Reproduce every entry below precisely; do not include the pictures.

-- Begin EXCERPTED DATA --

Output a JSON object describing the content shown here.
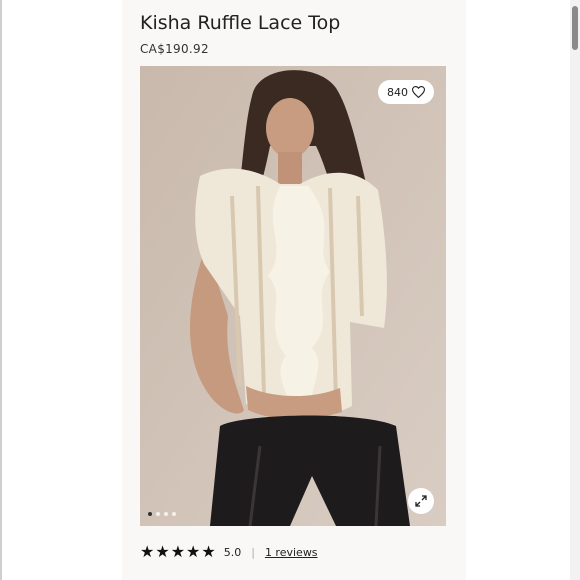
{
  "product": {
    "title": "Kisha Ruffle Lace Top",
    "price": "CA$190.92",
    "like_count": "840",
    "rating": {
      "stars": 5,
      "value": "5.0",
      "separator": "|",
      "reviews_label": "1 reviews"
    },
    "image": {
      "carousel_total": 4,
      "carousel_active": 1
    }
  },
  "icons": {
    "like": "heart-icon",
    "expand": "expand-arrows-icon",
    "star": "star-icon"
  },
  "colors": {
    "panel_bg": "#faf8f6",
    "text": "#222222",
    "star": "#111111"
  }
}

-- End EXCERPTED DATA --

CORRECT ANSWER:
Output a JSON object describing the content shown here.
{
  "product": {
    "title": "Kisha Ruffle Lace Top",
    "price": "CA$190.92",
    "like_count": "840",
    "rating": {
      "stars": 5,
      "value": "5.0",
      "separator": "|",
      "reviews_label": "1 reviews"
    },
    "image": {
      "carousel_total": 4,
      "carousel_active": 1
    }
  },
  "icons": {
    "like": "heart-icon",
    "expand": "expand-arrows-icon",
    "star": "star-icon"
  },
  "colors": {
    "panel_bg": "#faf8f6",
    "text": "#222222",
    "star": "#111111"
  }
}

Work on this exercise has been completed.